* TASK DIRECTIONS:
Copy out every line of the material below without changing anything.

┌──

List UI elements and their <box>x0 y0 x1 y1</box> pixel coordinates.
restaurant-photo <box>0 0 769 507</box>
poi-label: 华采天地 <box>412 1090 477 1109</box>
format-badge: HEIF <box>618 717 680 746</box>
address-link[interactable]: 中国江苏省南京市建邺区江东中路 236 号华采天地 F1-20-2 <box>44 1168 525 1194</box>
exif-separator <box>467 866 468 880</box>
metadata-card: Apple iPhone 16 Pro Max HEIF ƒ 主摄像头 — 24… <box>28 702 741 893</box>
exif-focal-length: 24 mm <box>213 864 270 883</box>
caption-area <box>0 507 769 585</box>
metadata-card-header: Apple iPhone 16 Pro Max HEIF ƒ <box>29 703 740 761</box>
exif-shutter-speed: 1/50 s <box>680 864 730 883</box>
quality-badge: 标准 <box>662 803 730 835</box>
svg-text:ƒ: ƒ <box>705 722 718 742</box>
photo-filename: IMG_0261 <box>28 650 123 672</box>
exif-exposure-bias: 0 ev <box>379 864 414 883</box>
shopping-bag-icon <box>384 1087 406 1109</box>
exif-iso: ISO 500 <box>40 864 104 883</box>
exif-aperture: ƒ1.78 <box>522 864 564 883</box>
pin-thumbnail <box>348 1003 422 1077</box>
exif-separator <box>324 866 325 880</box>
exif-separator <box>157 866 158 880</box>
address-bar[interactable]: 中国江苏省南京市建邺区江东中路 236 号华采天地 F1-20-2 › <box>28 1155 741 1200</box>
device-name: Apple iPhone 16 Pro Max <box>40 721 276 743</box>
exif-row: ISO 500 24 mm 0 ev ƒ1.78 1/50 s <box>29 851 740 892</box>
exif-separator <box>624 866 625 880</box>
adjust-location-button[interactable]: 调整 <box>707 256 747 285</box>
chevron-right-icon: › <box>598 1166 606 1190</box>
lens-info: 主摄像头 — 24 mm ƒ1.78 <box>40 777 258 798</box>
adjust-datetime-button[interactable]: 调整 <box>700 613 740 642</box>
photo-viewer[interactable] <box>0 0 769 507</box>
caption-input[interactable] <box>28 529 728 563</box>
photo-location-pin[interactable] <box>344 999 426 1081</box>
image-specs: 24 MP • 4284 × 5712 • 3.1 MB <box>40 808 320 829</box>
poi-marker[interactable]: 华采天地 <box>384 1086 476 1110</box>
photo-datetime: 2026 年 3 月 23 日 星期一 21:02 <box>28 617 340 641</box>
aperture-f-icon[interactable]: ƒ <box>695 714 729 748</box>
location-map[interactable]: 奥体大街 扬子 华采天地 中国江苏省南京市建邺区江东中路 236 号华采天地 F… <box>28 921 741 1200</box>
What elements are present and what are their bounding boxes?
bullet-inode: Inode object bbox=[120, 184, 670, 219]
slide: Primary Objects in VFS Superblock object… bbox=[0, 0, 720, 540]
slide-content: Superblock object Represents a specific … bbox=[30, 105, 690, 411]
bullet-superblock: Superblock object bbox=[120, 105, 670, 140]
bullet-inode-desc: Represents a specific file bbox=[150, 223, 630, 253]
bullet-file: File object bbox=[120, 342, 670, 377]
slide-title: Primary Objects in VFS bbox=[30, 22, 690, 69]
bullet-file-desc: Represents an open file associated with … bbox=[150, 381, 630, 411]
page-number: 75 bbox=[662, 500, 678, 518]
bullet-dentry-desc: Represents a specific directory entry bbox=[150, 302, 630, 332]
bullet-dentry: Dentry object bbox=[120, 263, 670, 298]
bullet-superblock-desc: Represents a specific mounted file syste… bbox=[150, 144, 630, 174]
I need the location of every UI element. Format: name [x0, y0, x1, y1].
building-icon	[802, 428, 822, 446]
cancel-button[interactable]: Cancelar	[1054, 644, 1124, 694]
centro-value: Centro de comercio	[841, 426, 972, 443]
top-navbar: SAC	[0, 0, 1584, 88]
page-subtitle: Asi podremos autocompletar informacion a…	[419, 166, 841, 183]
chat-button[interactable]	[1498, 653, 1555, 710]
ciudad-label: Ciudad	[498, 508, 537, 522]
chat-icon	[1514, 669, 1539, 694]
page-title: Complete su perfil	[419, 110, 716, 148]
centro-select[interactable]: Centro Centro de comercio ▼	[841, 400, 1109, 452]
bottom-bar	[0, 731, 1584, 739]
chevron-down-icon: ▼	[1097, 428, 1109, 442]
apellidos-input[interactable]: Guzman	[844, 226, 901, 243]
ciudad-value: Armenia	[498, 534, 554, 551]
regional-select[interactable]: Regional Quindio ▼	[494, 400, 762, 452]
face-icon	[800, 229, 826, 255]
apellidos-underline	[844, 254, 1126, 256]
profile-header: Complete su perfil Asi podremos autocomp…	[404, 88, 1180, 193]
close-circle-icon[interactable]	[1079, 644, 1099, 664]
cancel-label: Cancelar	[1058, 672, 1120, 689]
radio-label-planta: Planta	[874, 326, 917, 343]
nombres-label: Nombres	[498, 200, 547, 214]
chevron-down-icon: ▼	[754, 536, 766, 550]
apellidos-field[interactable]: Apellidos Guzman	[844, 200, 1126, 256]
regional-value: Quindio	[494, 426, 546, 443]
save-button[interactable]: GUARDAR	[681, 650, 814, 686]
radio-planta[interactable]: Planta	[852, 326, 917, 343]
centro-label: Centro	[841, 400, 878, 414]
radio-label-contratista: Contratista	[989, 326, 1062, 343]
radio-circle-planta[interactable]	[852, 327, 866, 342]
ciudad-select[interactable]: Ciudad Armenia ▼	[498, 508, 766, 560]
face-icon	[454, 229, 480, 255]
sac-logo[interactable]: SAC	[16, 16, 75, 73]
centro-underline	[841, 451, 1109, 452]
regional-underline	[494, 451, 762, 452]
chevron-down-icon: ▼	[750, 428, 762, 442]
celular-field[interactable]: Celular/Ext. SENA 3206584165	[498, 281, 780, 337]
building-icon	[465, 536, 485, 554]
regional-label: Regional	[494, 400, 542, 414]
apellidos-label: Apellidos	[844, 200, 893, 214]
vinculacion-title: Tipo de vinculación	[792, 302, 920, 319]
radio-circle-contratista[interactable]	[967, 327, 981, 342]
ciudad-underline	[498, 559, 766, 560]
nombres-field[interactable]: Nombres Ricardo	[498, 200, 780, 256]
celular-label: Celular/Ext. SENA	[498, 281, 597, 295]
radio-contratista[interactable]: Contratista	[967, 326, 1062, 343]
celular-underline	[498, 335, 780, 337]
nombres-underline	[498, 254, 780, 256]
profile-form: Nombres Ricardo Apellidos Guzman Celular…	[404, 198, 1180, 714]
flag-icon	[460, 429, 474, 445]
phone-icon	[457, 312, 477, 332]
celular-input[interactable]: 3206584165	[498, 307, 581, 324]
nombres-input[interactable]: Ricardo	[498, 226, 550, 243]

└──

* TASK OUTPUT:
List UI elements and their <box>x0 y0 x1 y1</box> pixel coordinates.
restaurant-photo <box>0 0 769 507</box>
poi-label: 华采天地 <box>412 1090 477 1109</box>
format-badge: HEIF <box>618 717 680 746</box>
address-link[interactable]: 中国江苏省南京市建邺区江东中路 236 号华采天地 F1-20-2 <box>44 1168 525 1194</box>
exif-separator <box>467 866 468 880</box>
metadata-card: Apple iPhone 16 Pro Max HEIF ƒ 主摄像头 — 24… <box>28 702 741 893</box>
exif-focal-length: 24 mm <box>213 864 270 883</box>
caption-area <box>0 507 769 585</box>
metadata-card-header: Apple iPhone 16 Pro Max HEIF ƒ <box>29 703 740 761</box>
exif-shutter-speed: 1/50 s <box>680 864 730 883</box>
quality-badge: 标准 <box>662 803 730 835</box>
svg-text:ƒ: ƒ <box>705 722 718 742</box>
photo-filename: IMG_0261 <box>28 650 123 672</box>
exif-exposure-bias: 0 ev <box>379 864 414 883</box>
shopping-bag-icon <box>384 1087 406 1109</box>
exif-iso: ISO 500 <box>40 864 104 883</box>
exif-aperture: ƒ1.78 <box>522 864 564 883</box>
pin-thumbnail <box>348 1003 422 1077</box>
exif-separator <box>324 866 325 880</box>
exif-separator <box>157 866 158 880</box>
address-bar[interactable]: 中国江苏省南京市建邺区江东中路 236 号华采天地 F1-20-2 › <box>28 1155 741 1200</box>
device-name: Apple iPhone 16 Pro Max <box>40 721 276 743</box>
exif-row: ISO 500 24 mm 0 ev ƒ1.78 1/50 s <box>29 851 740 892</box>
exif-separator <box>624 866 625 880</box>
adjust-location-button[interactable]: 调整 <box>707 256 747 285</box>
chevron-right-icon: › <box>598 1166 606 1190</box>
lens-info: 主摄像头 — 24 mm ƒ1.78 <box>40 777 258 798</box>
adjust-datetime-button[interactable]: 调整 <box>700 613 740 642</box>
photo-viewer[interactable] <box>0 0 769 507</box>
caption-input[interactable] <box>28 529 728 563</box>
photo-location-pin[interactable] <box>344 999 426 1081</box>
image-specs: 24 MP • 4284 × 5712 • 3.1 MB <box>40 808 320 829</box>
poi-marker[interactable]: 华采天地 <box>384 1086 476 1110</box>
photo-datetime: 2026 年 3 月 23 日 星期一 21:02 <box>28 617 340 641</box>
aperture-f-icon[interactable]: ƒ <box>695 714 729 748</box>
location-map[interactable]: 奥体大街 扬子 华采天地 中国江苏省南京市建邺区江东中路 236 号华采天地 F… <box>28 921 741 1200</box>
What elements are present and what are their bounding boxes?
bullet-inode: Inode object bbox=[120, 184, 670, 219]
slide: Primary Objects in VFS Superblock object… bbox=[0, 0, 720, 540]
slide-content: Superblock object Represents a specific … bbox=[30, 105, 690, 411]
bullet-superblock: Superblock object bbox=[120, 105, 670, 140]
bullet-inode-desc: Represents a specific file bbox=[150, 223, 630, 253]
bullet-file: File object bbox=[120, 342, 670, 377]
slide-title: Primary Objects in VFS bbox=[30, 22, 690, 69]
bullet-file-desc: Represents an open file associated with … bbox=[150, 381, 630, 411]
page-number: 75 bbox=[662, 500, 678, 518]
bullet-dentry-desc: Represents a specific directory entry bbox=[150, 302, 630, 332]
bullet-dentry: Dentry object bbox=[120, 263, 670, 298]
bullet-superblock-desc: Represents a specific mounted file syste… bbox=[150, 144, 630, 174]
I need the location of every UI element. Format: name [x0, y0, x1, y1].
building-icon	[802, 428, 822, 446]
cancel-button[interactable]: Cancelar	[1054, 644, 1124, 694]
centro-value: Centro de comercio	[841, 426, 972, 443]
top-navbar: SAC	[0, 0, 1584, 88]
page-subtitle: Asi podremos autocompletar informacion a…	[419, 166, 841, 183]
chat-button[interactable]	[1498, 653, 1555, 710]
ciudad-label: Ciudad	[498, 508, 537, 522]
chat-icon	[1514, 669, 1539, 694]
page-title: Complete su perfil	[419, 110, 716, 148]
centro-select[interactable]: Centro Centro de comercio ▼	[841, 400, 1109, 452]
bottom-bar	[0, 731, 1584, 739]
chevron-down-icon: ▼	[1097, 428, 1109, 442]
apellidos-input[interactable]: Guzman	[844, 226, 901, 243]
ciudad-value: Armenia	[498, 534, 554, 551]
regional-select[interactable]: Regional Quindio ▼	[494, 400, 762, 452]
face-icon	[800, 229, 826, 255]
apellidos-underline	[844, 254, 1126, 256]
profile-header: Complete su perfil Asi podremos autocomp…	[404, 88, 1180, 193]
close-circle-icon[interactable]	[1079, 644, 1099, 664]
cancel-label: Cancelar	[1058, 672, 1120, 689]
radio-label-planta: Planta	[874, 326, 917, 343]
nombres-label: Nombres	[498, 200, 547, 214]
chevron-down-icon: ▼	[754, 536, 766, 550]
apellidos-field[interactable]: Apellidos Guzman	[844, 200, 1126, 256]
regional-value: Quindio	[494, 426, 546, 443]
save-button[interactable]: GUARDAR	[681, 650, 814, 686]
radio-planta[interactable]: Planta	[852, 326, 917, 343]
centro-label: Centro	[841, 400, 878, 414]
radio-label-contratista: Contratista	[989, 326, 1062, 343]
radio-circle-planta[interactable]	[852, 327, 866, 342]
ciudad-select[interactable]: Ciudad Armenia ▼	[498, 508, 766, 560]
face-icon	[454, 229, 480, 255]
sac-logo[interactable]: SAC	[16, 16, 75, 73]
centro-underline	[841, 451, 1109, 452]
regional-underline	[494, 451, 762, 452]
chevron-down-icon: ▼	[750, 428, 762, 442]
celular-field[interactable]: Celular/Ext. SENA 3206584165	[498, 281, 780, 337]
building-icon	[465, 536, 485, 554]
regional-label: Regional	[494, 400, 542, 414]
apellidos-label: Apellidos	[844, 200, 893, 214]
vinculacion-title: Tipo de vinculación	[792, 302, 920, 319]
radio-circle-contratista[interactable]	[967, 327, 981, 342]
ciudad-underline	[498, 559, 766, 560]
nombres-field[interactable]: Nombres Ricardo	[498, 200, 780, 256]
celular-label: Celular/Ext. SENA	[498, 281, 597, 295]
radio-contratista[interactable]: Contratista	[967, 326, 1062, 343]
celular-underline	[498, 335, 780, 337]
nombres-underline	[498, 254, 780, 256]
profile-form: Nombres Ricardo Apellidos Guzman Celular…	[404, 198, 1180, 714]
flag-icon	[460, 429, 474, 445]
phone-icon	[457, 312, 477, 332]
celular-input[interactable]: 3206584165	[498, 307, 581, 324]
nombres-input[interactable]: Ricardo	[498, 226, 550, 243]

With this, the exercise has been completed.